- **Data records**

START

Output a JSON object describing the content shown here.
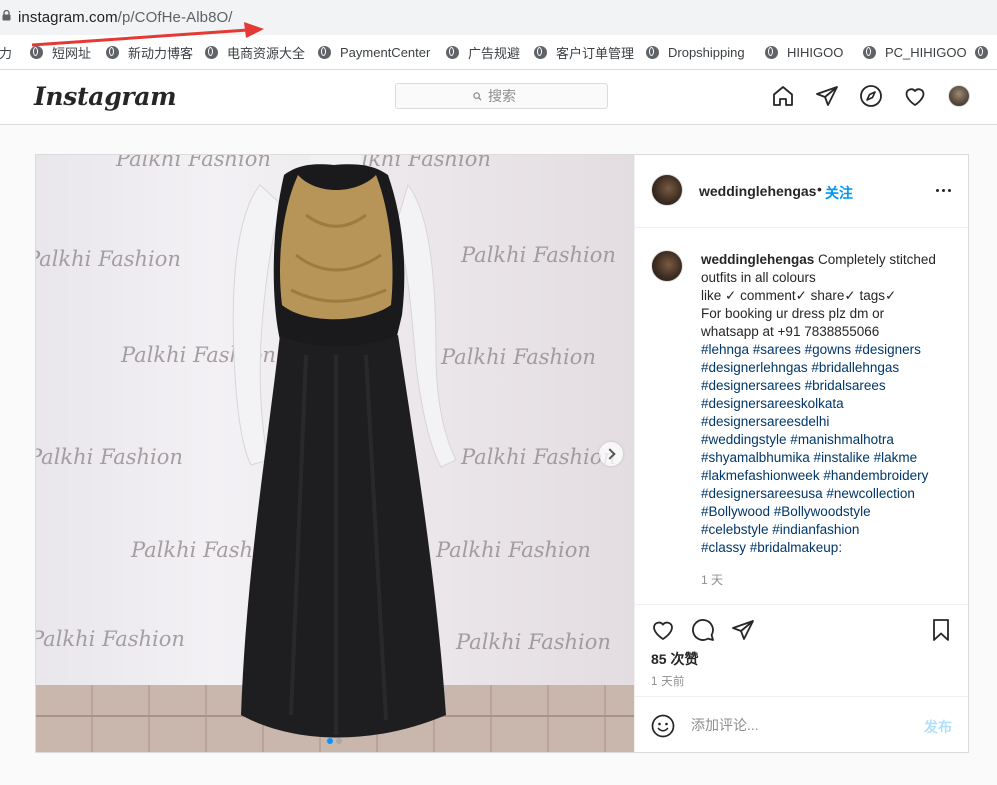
{
  "browser": {
    "url_host": "instagram.com",
    "url_path": "/p/COfHe-Alb8O/",
    "bookmarks": [
      {
        "label": "动力",
        "icon": "globe-icon"
      },
      {
        "label": "短网址",
        "icon": "globe-icon"
      },
      {
        "label": "新动力博客",
        "icon": "globe-icon"
      },
      {
        "label": "电商资源大全",
        "icon": "globe-icon"
      },
      {
        "label": "PaymentCenter",
        "icon": "globe-icon"
      },
      {
        "label": "广告规避",
        "icon": "globe-icon"
      },
      {
        "label": "客户订单管理",
        "icon": "globe-icon"
      },
      {
        "label": "Dropshipping",
        "icon": "globe-icon"
      },
      {
        "label": "HIHIGOO",
        "icon": "globe-icon"
      },
      {
        "label": "PC_HIHIGOO",
        "icon": "globe-icon"
      }
    ]
  },
  "header": {
    "logo": "Instagram",
    "search_placeholder": "搜索",
    "icons": [
      "home-icon",
      "direct-icon",
      "explore-icon",
      "activity-heart-icon",
      "profile-avatar"
    ]
  },
  "post": {
    "username": "weddinglehengas",
    "separator": "•",
    "follow_label": "关注",
    "image_watermark": "Palkhi Fashion",
    "carousel": {
      "count": 2,
      "active": 1
    },
    "caption_lines": [
      {
        "text": "Completely stitched",
        "type": "first"
      },
      {
        "text": "outfits in all colours",
        "type": "text"
      },
      {
        "text": "like ✓ comment✓ share✓ tags✓",
        "type": "text"
      },
      {
        "text": "For booking ur dress plz dm or",
        "type": "text"
      },
      {
        "text": "whatsapp at +91 7838855066",
        "type": "text"
      },
      {
        "text": "#lehnga #sarees #gowns #designers",
        "type": "tag"
      },
      {
        "text": "#designerlehngas #bridallehngas",
        "type": "tag"
      },
      {
        "text": "#designersarees #bridalsarees",
        "type": "tag"
      },
      {
        "text": "#designersareeskolkata",
        "type": "tag"
      },
      {
        "text": "#designersareesdelhi",
        "type": "tag"
      },
      {
        "text": "#weddingstyle #manishmalhotra",
        "type": "tag"
      },
      {
        "text": "#shyamalbhumika #instalike #lakme",
        "type": "tag"
      },
      {
        "text": "#lakmefashionweek #handembroidery",
        "type": "tag"
      },
      {
        "text": "#designersareesusa #newcollection",
        "type": "tag"
      },
      {
        "text": "#Bollywood #Bollywoodstyle",
        "type": "tag"
      },
      {
        "text": "#celebstyle #indianfashion",
        "type": "tag"
      },
      {
        "text": "#classy #bridalmakeup:",
        "type": "tag"
      }
    ],
    "caption_time": "1 天",
    "likes": "85 次赞",
    "post_time": "1 天前",
    "comment_placeholder": "添加评论...",
    "post_button": "发布",
    "colors": {
      "link_blue": "#0095f6",
      "hashtag": "#00376b",
      "post_disabled": "#b2dffc"
    }
  }
}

END

- **Direction**
Reproduce the material in its entirety and word for word, without the pictures.

- **The result**
Output a JSON object describing the content shown here.
{
  "browser": {
    "url_host": "instagram.com",
    "url_path": "/p/COfHe-Alb8O/",
    "bookmarks": [
      {
        "label": "动力",
        "icon": "globe-icon"
      },
      {
        "label": "短网址",
        "icon": "globe-icon"
      },
      {
        "label": "新动力博客",
        "icon": "globe-icon"
      },
      {
        "label": "电商资源大全",
        "icon": "globe-icon"
      },
      {
        "label": "PaymentCenter",
        "icon": "globe-icon"
      },
      {
        "label": "广告规避",
        "icon": "globe-icon"
      },
      {
        "label": "客户订单管理",
        "icon": "globe-icon"
      },
      {
        "label": "Dropshipping",
        "icon": "globe-icon"
      },
      {
        "label": "HIHIGOO",
        "icon": "globe-icon"
      },
      {
        "label": "PC_HIHIGOO",
        "icon": "globe-icon"
      }
    ]
  },
  "header": {
    "logo": "Instagram",
    "search_placeholder": "搜索",
    "icons": [
      "home-icon",
      "direct-icon",
      "explore-icon",
      "activity-heart-icon",
      "profile-avatar"
    ]
  },
  "post": {
    "username": "weddinglehengas",
    "separator": "•",
    "follow_label": "关注",
    "image_watermark": "Palkhi Fashion",
    "carousel": {
      "count": 2,
      "active": 1
    },
    "caption_lines": [
      {
        "text": "Completely stitched",
        "type": "first"
      },
      {
        "text": "outfits in all colours",
        "type": "text"
      },
      {
        "text": "like ✓ comment✓ share✓ tags✓",
        "type": "text"
      },
      {
        "text": "For booking ur dress plz dm or",
        "type": "text"
      },
      {
        "text": "whatsapp at +91 7838855066",
        "type": "text"
      },
      {
        "text": "#lehnga #sarees #gowns #designers",
        "type": "tag"
      },
      {
        "text": "#designerlehngas #bridallehngas",
        "type": "tag"
      },
      {
        "text": "#designersarees #bridalsarees",
        "type": "tag"
      },
      {
        "text": "#designersareeskolkata",
        "type": "tag"
      },
      {
        "text": "#designersareesdelhi",
        "type": "tag"
      },
      {
        "text": "#weddingstyle #manishmalhotra",
        "type": "tag"
      },
      {
        "text": "#shyamalbhumika #instalike #lakme",
        "type": "tag"
      },
      {
        "text": "#lakmefashionweek #handembroidery",
        "type": "tag"
      },
      {
        "text": "#designersareesusa #newcollection",
        "type": "tag"
      },
      {
        "text": "#Bollywood #Bollywoodstyle",
        "type": "tag"
      },
      {
        "text": "#celebstyle #indianfashion",
        "type": "tag"
      },
      {
        "text": "#classy #bridalmakeup:",
        "type": "tag"
      }
    ],
    "caption_time": "1 天",
    "likes": "85 次赞",
    "post_time": "1 天前",
    "comment_placeholder": "添加评论...",
    "post_button": "发布",
    "colors": {
      "link_blue": "#0095f6",
      "hashtag": "#00376b",
      "post_disabled": "#b2dffc"
    }
  }
}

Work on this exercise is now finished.